+++ DATASET EXCERPTS
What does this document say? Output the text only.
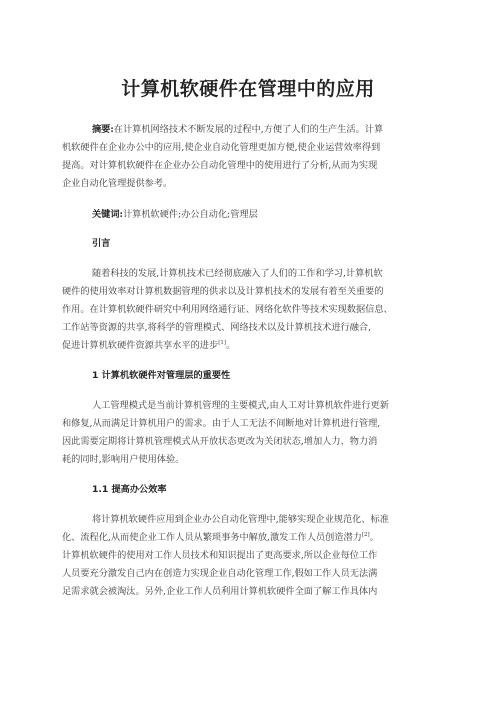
计算机软硬件在管理中的应用
摘要:在计算机网络技术不断发展的过程中,方便了人们的生产生活。计算
机软硬件在企业办公中的应用,使企业自动化管理更加方便,使企业运营效率得到
提高。对计算机软硬件在企业办公自动化管理中的使用进行了分析,从而为实现
企业自动化管理提供参考。
关键词:计算机软硬件;办公自动化;管理层
引言
随着科技的发展,计算机技术已经彻底融入了人们的工作和学习,计算机软
硬件的使用效率对计算机数据管理的供求以及计算机技术的发展有着至关重要的
作用。在计算机软硬件研究中利用网络通行证、网络化软件等技术实现数据信息、
工作站等资源的共享,将科学的管理模式、网络技术以及计算机技术进行融合,
促进计算机软硬件资源共享水平的进步[1]。
1 计算机软硬件对管理层的重要性
人工管理模式是当前计算机管理的主要模式,由人工对计算机软件进行更新
和修复,从而满足计算机用户的需求。由于人工无法不间断地对计算机进行管理,
因此需要定期将计算机管理模式从开放状态更改为关闭状态,增加人力、物力消
耗的同时,影响用户使用体验。
1.1 提高办公效率
将计算机软硬件应用到企业办公自动化管理中,能够实现企业规范化、标准
化、流程化,从而使企业工作人员从繁琐事务中解放,激发工作人员创造潜力[2]。
计算机软硬件的使用对工作人员技术和知识提出了更高要求,所以企业每位工作
人员要充分激发自己内在创造力实现企业自动化管理工作,假如工作人员无法满
足需求就会被淘汰。另外,企业工作人员利用计算机软硬件全面了解工作具体内
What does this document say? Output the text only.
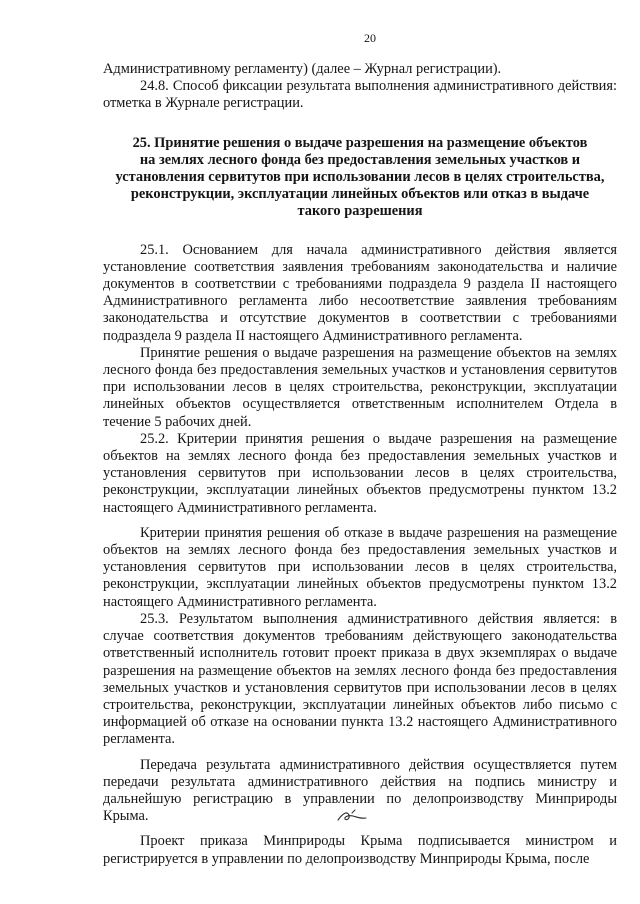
20

Административному регламенту) (далее – Журнал регистрации).

24.8. Способ фиксации результата выполнения административного действия: отметка в Журнале регистрации.

25. Принятие решения о выдаче разрешения на размещение объектов
на землях лесного фонда без предоставления земельных участков и
установления сервитутов при использовании лесов в целях строительства,
реконструкции, эксплуатации линейных объектов или отказ в выдаче
такого разрешения

25.1. Основанием для начала административного действия является установление соответствия заявления требованиям законодательства и наличие документов в соответствии с требованиями подраздела 9 раздела II настоящего Административного регламента либо несоответствие заявления требованиям законодательства и отсутствие документов в соответствии с требованиями подраздела 9 раздела II настоящего Административного регламента.

Принятие решения о выдаче разрешения на размещение объектов на землях лесного фонда без предоставления земельных участков и установления сервитутов при использовании лесов в целях строительства, реконструкции, эксплуатации линейных объектов осуществляется ответственным исполнителем Отдела в течение 5 рабочих дней.

25.2. Критерии принятия решения о выдаче разрешения на размещение объектов на землях лесного фонда без предоставления земельных участков и установления сервитутов при использовании лесов в целях строительства, реконструкции, эксплуатации линейных объектов предусмотрены пунктом 13.2 настоящего Административного регламента.

Критерии принятия решения об отказе в выдаче разрешения на размещение объектов на землях лесного фонда без предоставления земельных участков и установления сервитутов при использовании лесов в целях строительства, реконструкции, эксплуатации линейных объектов предусмотрены пунктом 13.2 настоящего Административного регламента.

25.3. Результатом выполнения административного действия является: в случае соответствия документов требованиям действующего законодательства ответственный исполнитель готовит проект приказа в двух экземплярах о выдаче разрешения на размещение объектов на землях лесного фонда без предоставления земельных участков и установления сервитутов при использовании лесов в целях строительства, реконструкции, эксплуатации линейных объектов либо письмо с информацией об отказе на основании пункта 13.2 настоящего Административного регламента.

Передача результата административного действия осуществляется путем передачи результата административного действия на подпись министру и дальнейшую регистрацию в управлении по делопроизводству Минприроды Крыма.

Проект приказа Минприроды Крыма подписывается министром и регистрируется в управлении по делопроизводству Минприроды Крыма, после
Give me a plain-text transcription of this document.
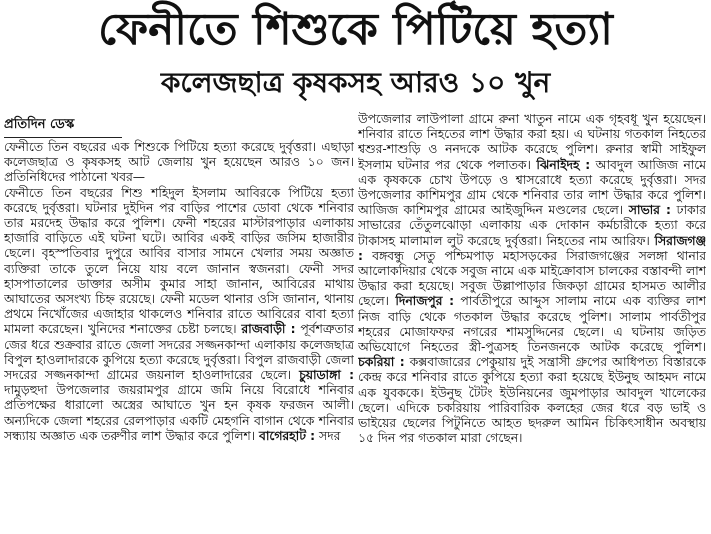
ফেনীতে শিশুকে পিটিয়ে হত্যা
কলেজছাত্র কৃষকসহ আরও ১০ খুন
প্রতিদিন ডেস্ক

ফেনীতে তিন বছরের এক শিশুকে পিটিয়ে হত্যা করেছে দুর্বৃত্তরা। এছাড়া কলেজছাত্র ও কৃষকসহ আট জেলায় খুন হয়েছেন আরও ১০ জন। প্রতিনিধিদের পাঠানো খবর—

ফেনীতে তিন বছরের শিশু শহিদুল ইসলাম আবিরকে পিটিয়ে হত্যা করেছে দুর্বৃত্তরা। ঘটনার দুইদিন পর বাড়ির পাশের ডোবা থেকে শনিবার তার মরদেহ উদ্ধার করে পুলিশ। ফেনী শহরের মাস্টারপাড়ার এলাকায় হাজারি বাড়িতে এই ঘটনা ঘটে। আবির একই বাড়ির জসিম হাজারীর ছেলে। বৃহস্পতিবার দুপুরে আবির বাসার সামনে খেলার সময় অজ্ঞাত ব্যক্তিরা তাকে তুলে নিয়ে যায় বলে জানান স্বজনরা। ফেনী সদর হাসপাতালের ডাক্তার অসীম কুমার সাহা জানান, আবিরের মাথায় আঘাতের অসংখ্য চিহ্ন রয়েছে। ফেনী মডেল থানার ওসি জানান, থানায় প্রথমে নিখোঁজের এজাহার থাকলেও শনিবার রাতে আবিরের বাবা হত্যা মামলা করেছেন। খুনিদের শনাক্তের চেষ্টা চলছে। রাজবাড়ী : পূর্বশত্রুতার জের ধরে শুক্রবার রাতে জেলা সদরের সজ্জনকান্দা এলাকায় কলেজছাত্র বিপুল হাওলাদারকে কুপিয়ে হত্যা করেছে দুর্বৃত্তরা। বিপুল রাজবাড়ী জেলা সদরের সজ্জনকান্দা গ্রামের জয়নাল হাওলাদারের ছেলে। চুয়াডাঙ্গা : দামুড়হুদা উপজেলার জয়রামপুর গ্রামে জমি নিয়ে বিরোধে শনিবার প্রতিপক্ষের ধারালো অস্ত্রের আঘাতে খুন হন কৃষক ফরজন আলী। অন্যদিকে জেলা শহরের রেলপাড়ার একটি মেহগনি বাগান থেকে শনিবার সন্ধ্যায় অজ্ঞাত এক তরুণীর লাশ উদ্ধার করে পুলিশ। বাগেরহাট : সদর

উপজেলার লাউপালা গ্রামে রুনা খাতুন নামে এক গৃহবধূ খুন হয়েছেন। শনিবার রাতে নিহতের লাশ উদ্ধার করা হয়। এ ঘটনায় গতকাল নিহতের শ্বশুর-শাশুড়ি ও ননদকে আটক করেছে পুলিশ। রুনার স্বামী সাইফুল ইসলাম ঘটনার পর থেকে পলাতক। ঝিনাইদহ : আবদুল আজিজ নামে এক কৃষককে চোখ উপড়ে ও শ্বাসরোধে হত্যা করেছে দুর্বৃত্তরা। সদর উপজেলার কাশিমপুর গ্রাম থেকে শনিবার তার লাশ উদ্ধার করে পুলিশ। আজিজ কাশিমপুর গ্রামের আইজুদ্দিন মণ্ডলের ছেলে। সাভার : ঢাকার সাভারের তেঁতুলঝোড়া এলাকায় এক দোকান কর্মচারীকে হত্যা করে টাকাসহ মালামাল লুট করেছে দুর্বৃত্তরা। নিহতের নাম আরিফ। সিরাজগঞ্জ : বঙ্গবন্ধু সেতু পশ্চিমপাড় মহাসড়কের সিরাজগঞ্জের সলঙ্গা থানার আলোকদিয়ার থেকে সবুজ নামে এক মাইক্রোবাস চালকের বস্তাবন্দী লাশ উদ্ধার করা হয়েছে। সবুজ উল্লাপাড়ার জিকড়া গ্রামের হাসমত আলীর ছেলে। দিনাজপুর : পার্বতীপুরে আব্দুস সালাম নামে এক ব্যক্তির লাশ নিজ বাড়ি থেকে গতকাল উদ্ধার করেছে পুলিশ। সালাম পার্বতীপুর শহরের মোজাফফর নগরের শামসুদ্দিনের ছেলে। এ ঘটনায় জড়িত অভিযোগে নিহতের স্ত্রী-পুত্রসহ তিনজনকে আটক করেছে পুলিশ। চকরিয়া : কক্সবাজারের পেকুয়ায় দুই সন্ত্রাসী গ্রুপের আধিপত্য বিস্তারকে কেন্দ্র করে শনিবার রাতে কুপিয়ে হত্যা করা হয়েছে ইউনুছ আহমদ নামে এক যুবককে। ইউনুছ টৈটং ইউনিয়নের জুমপাড়ার আবদুল খালেকের ছেলে। এদিকে চকরিয়ায় পারিবারিক কলহের জের ধরে বড় ভাই ও ভাইয়ের ছেলের পিটুনিতে আহত ছদরুল আমিন চিকিৎসাধীন অবস্থায় ১৫ দিন পর গতকাল মারা গেছেন।
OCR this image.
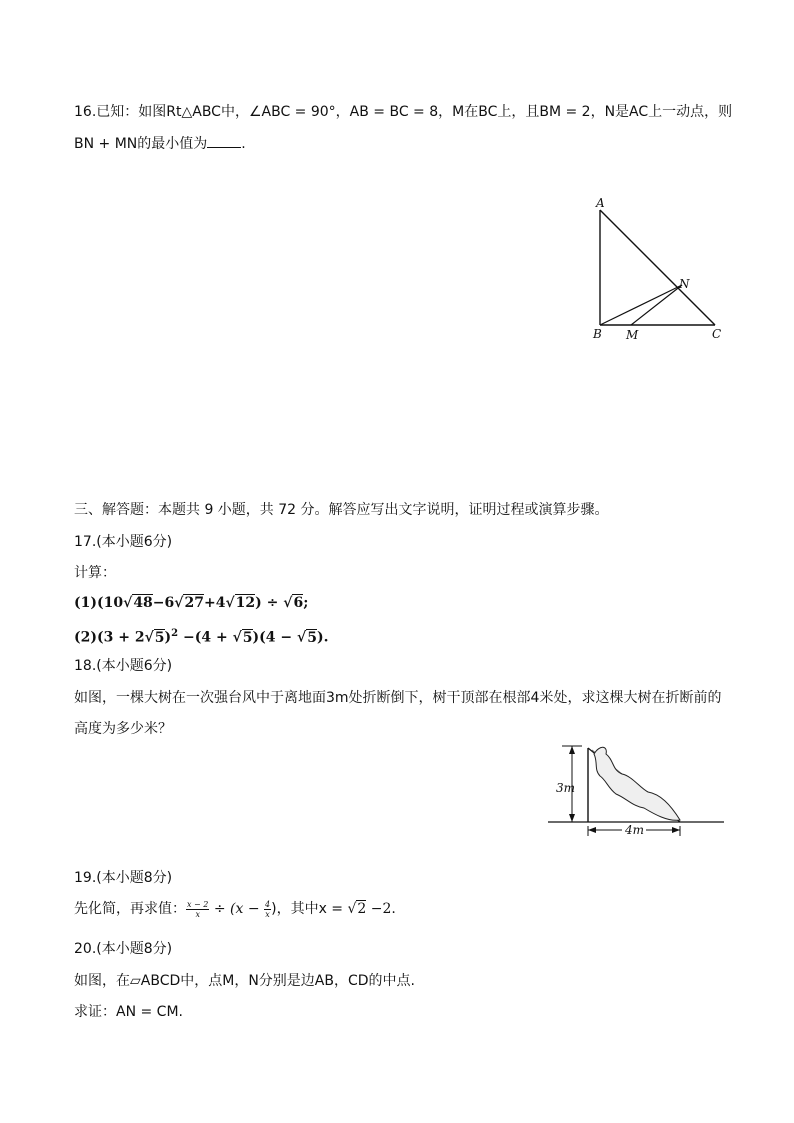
16.已知：如图Rt△ABC中，∠ABC = 90°，AB = BC = 8，M在BC上，且BM = 2，N是AC上一动点，则
BN + MN的最小值为 .
A
B	C
M
N
三、解答题：本题共 9 小题，共 72 分。解答应写出文字说明，证明过程或演算步骤。
17.(本小题6分)
计算：
(1)(10√48−6√27+4√12) ÷ √6;
$(2)(3 + 2√5)^2 -(4 + √5)(4 - √5)$.
18.(本小题6分)
如图，一棵大树在一次强台风中于离地面3m处折断倒下，树干顶部在根部4米处，求这棵大树在折断前的
高度为多少米？
3m
4m
19.(本小题8分)
先化简，再求值： $\frac{x - 2}{x} \div (x - \frac{4}{x}$ )，其中x = √2 −2.
20.(本小题8分)
如图，在▱ABCD中，点M，N分别是边AB，CD的中点.
求证：AN = CM.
++++++
### WHAT IS REQUIRED
Check each line of the entries above, and show every one holding the word "результата".

### SOLUTION FOR THIS TASK
24.8. Способ фиксации результата выполнения административного действия: отметка в Журнале регистрации.
Передача результата административного действия осуществляется путем передачи результата административного действия на подпись министру и дальнейшую регистрацию в управлении по делопроизводству Минприроды Крыма.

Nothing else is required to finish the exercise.